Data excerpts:
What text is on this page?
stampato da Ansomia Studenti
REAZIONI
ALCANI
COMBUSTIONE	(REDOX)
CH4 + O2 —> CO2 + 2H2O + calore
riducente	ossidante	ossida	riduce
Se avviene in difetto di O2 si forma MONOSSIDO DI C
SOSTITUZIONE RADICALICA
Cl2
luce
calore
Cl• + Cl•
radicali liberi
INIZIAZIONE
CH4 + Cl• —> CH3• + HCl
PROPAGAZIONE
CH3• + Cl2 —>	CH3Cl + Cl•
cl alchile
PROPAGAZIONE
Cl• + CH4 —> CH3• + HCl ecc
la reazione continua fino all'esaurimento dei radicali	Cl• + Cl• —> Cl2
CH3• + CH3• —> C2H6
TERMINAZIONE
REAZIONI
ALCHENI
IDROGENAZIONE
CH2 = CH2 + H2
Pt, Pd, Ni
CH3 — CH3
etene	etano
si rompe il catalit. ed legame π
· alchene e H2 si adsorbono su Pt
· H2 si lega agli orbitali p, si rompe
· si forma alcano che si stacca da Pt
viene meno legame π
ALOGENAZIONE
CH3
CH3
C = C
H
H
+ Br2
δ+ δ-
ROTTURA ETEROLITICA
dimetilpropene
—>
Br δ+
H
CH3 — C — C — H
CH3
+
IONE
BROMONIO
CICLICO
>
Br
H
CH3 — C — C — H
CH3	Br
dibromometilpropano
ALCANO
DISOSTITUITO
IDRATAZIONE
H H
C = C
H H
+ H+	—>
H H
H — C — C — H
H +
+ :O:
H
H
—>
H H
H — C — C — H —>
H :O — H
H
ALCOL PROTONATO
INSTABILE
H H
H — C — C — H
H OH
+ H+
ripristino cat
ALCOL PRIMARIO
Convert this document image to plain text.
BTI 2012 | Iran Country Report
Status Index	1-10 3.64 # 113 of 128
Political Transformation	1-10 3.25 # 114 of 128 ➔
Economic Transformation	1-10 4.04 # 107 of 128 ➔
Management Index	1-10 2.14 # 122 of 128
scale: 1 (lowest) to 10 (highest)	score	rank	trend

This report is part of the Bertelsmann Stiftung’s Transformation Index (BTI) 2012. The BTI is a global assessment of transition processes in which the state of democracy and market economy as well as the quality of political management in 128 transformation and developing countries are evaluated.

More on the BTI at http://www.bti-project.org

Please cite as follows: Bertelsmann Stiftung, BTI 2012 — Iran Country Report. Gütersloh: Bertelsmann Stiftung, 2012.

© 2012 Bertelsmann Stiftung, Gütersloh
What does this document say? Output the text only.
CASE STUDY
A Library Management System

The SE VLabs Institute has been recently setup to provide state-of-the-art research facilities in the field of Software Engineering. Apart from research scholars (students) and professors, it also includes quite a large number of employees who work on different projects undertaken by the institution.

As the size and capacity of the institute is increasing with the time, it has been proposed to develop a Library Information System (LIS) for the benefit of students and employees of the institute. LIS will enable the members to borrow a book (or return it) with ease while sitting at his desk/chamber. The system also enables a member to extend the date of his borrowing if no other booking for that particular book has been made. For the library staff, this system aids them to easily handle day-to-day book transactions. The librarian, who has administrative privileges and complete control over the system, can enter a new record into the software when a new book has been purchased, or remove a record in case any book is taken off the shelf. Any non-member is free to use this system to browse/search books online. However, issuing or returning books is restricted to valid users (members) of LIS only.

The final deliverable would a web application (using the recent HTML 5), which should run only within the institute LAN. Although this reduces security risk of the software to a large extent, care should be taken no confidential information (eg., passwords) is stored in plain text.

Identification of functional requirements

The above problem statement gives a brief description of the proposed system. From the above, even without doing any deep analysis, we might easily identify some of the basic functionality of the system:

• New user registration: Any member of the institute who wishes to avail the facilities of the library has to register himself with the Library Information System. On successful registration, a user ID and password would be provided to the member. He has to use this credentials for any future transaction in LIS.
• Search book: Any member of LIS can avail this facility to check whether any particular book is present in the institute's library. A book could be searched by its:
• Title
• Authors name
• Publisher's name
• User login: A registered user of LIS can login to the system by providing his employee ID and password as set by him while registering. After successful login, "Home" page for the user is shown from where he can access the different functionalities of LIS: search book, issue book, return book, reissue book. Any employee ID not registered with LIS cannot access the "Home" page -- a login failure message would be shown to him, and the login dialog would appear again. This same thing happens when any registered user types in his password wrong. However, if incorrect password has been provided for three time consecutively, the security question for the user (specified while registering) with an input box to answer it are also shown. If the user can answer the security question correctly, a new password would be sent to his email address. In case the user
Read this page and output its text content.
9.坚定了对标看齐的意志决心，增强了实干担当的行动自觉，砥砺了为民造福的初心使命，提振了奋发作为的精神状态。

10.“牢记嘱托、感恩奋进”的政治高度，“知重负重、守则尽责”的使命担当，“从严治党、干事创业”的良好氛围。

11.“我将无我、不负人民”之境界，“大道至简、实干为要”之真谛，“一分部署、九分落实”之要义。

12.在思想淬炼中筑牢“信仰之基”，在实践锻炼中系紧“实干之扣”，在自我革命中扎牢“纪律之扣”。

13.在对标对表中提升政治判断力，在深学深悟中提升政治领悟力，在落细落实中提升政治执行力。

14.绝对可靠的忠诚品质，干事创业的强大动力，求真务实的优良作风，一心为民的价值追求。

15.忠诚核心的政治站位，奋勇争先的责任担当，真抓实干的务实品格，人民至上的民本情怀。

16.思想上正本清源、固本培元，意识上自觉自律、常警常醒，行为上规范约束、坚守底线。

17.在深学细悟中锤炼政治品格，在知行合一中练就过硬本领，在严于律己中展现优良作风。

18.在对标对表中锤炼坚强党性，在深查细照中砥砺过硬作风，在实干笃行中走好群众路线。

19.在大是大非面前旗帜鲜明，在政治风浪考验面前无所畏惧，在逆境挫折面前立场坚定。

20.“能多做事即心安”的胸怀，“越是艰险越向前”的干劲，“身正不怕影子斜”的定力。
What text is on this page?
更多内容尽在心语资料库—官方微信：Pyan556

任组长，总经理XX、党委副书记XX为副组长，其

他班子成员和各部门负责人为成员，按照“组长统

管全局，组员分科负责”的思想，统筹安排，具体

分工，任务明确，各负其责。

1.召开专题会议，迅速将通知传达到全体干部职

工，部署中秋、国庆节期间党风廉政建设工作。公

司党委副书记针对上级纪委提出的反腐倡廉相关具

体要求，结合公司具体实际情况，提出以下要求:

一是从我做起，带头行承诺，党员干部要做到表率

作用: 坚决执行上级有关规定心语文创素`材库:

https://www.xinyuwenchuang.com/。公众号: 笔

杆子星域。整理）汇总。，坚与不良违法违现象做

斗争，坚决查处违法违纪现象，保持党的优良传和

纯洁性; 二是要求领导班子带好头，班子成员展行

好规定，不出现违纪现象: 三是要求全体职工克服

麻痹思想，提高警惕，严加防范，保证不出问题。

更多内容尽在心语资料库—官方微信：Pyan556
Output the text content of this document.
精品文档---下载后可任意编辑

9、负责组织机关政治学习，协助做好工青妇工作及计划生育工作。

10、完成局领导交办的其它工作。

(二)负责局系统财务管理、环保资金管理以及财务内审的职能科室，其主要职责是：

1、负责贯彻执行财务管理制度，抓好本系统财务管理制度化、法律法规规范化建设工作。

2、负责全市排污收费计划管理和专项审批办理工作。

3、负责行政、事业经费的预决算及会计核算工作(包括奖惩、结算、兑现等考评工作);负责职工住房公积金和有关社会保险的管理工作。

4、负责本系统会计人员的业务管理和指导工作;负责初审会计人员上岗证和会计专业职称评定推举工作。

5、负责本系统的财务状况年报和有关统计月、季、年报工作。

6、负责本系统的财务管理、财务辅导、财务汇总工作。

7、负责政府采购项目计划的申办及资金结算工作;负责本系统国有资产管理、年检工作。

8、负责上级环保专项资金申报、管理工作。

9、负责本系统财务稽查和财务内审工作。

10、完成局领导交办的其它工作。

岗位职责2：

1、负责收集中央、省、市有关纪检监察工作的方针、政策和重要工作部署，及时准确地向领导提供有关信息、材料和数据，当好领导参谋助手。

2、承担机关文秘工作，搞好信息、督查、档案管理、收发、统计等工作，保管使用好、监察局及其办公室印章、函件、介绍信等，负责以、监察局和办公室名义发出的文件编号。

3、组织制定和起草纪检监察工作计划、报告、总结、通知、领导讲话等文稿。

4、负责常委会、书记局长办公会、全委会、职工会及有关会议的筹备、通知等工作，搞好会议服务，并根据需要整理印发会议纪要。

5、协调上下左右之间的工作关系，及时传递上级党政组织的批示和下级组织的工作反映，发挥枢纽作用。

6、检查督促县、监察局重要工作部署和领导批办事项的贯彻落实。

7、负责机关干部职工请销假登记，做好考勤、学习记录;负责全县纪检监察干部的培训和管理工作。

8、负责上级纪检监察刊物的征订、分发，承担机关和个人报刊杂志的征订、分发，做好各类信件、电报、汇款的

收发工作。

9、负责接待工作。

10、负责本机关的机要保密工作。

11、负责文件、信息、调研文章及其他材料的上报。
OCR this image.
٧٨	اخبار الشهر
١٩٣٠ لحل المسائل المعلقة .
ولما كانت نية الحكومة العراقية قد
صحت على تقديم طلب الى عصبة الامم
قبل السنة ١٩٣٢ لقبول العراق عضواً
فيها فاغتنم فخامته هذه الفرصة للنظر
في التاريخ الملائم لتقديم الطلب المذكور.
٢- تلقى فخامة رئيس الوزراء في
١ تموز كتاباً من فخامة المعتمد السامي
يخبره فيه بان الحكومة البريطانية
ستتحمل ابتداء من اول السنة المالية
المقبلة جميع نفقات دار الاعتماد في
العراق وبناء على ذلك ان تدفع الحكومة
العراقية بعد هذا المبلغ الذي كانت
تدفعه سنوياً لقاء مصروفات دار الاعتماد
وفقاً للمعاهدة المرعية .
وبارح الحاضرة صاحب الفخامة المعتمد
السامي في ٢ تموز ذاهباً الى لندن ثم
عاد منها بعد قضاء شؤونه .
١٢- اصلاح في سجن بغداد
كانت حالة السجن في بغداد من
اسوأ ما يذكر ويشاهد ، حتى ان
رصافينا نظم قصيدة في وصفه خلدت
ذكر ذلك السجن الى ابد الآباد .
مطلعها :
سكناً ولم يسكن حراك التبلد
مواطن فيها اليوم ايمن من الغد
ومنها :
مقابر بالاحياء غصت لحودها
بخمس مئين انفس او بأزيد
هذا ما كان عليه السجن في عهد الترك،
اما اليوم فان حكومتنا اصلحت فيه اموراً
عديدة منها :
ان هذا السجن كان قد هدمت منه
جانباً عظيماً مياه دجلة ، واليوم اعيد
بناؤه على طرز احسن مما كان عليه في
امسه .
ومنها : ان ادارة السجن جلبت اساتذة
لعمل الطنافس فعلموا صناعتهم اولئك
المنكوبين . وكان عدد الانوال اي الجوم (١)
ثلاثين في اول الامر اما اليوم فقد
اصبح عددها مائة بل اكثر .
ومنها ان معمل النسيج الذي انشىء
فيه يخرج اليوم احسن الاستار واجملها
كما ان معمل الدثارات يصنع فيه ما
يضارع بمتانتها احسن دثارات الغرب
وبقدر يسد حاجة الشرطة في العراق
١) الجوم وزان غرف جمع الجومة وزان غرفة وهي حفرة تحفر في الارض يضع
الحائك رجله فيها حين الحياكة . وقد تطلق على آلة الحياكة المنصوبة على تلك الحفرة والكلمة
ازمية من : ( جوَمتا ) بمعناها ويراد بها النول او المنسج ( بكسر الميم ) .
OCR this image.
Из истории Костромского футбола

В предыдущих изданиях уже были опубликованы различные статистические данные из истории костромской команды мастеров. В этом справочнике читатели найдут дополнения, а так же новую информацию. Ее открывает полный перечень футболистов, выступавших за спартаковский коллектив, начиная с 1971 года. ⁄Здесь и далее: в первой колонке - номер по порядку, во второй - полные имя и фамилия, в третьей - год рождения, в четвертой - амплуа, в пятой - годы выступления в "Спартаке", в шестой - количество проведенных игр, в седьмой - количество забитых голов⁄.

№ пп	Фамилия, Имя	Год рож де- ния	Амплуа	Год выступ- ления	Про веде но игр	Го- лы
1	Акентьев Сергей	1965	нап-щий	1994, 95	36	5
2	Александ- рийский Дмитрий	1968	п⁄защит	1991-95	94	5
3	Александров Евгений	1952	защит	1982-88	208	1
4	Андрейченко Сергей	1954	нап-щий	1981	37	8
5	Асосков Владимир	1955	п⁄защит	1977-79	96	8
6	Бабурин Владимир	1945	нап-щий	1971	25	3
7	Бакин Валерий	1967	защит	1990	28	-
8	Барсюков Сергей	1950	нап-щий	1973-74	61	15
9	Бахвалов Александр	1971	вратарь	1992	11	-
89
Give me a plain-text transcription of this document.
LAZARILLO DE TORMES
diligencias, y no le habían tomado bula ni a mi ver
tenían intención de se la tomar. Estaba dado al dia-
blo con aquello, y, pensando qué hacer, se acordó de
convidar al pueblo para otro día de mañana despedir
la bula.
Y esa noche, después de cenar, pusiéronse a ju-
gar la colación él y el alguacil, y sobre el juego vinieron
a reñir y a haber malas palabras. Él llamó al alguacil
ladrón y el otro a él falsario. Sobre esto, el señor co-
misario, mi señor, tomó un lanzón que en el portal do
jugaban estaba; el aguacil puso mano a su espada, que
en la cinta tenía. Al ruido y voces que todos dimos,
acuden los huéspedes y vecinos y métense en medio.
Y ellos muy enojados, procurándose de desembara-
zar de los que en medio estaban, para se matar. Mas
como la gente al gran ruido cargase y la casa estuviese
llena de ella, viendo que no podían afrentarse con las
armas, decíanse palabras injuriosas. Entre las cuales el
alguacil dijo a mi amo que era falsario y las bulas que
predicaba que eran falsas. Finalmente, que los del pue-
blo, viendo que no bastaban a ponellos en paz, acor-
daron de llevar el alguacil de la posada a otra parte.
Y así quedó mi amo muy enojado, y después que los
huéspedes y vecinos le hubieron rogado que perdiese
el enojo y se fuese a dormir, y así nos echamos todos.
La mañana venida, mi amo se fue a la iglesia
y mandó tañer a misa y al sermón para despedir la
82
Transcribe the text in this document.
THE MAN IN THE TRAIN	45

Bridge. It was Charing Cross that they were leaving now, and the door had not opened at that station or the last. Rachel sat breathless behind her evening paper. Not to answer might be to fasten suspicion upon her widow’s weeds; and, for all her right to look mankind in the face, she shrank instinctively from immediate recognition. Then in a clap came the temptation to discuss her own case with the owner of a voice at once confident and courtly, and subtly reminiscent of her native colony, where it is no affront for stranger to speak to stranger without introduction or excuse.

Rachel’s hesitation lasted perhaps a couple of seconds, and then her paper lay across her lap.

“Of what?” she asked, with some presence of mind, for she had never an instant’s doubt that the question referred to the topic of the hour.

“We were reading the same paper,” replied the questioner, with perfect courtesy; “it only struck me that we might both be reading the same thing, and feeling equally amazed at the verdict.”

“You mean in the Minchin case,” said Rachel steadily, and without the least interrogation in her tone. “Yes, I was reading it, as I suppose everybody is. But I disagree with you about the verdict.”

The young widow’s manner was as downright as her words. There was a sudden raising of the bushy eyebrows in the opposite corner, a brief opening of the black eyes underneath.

Given task ->
Among the lines of the material, find those that hold the word "عليه" and copy them.

Solution ->
هذا ما كان عليه السجن في عهد الترك،
بناؤه على طرز احسن مما كان عليه في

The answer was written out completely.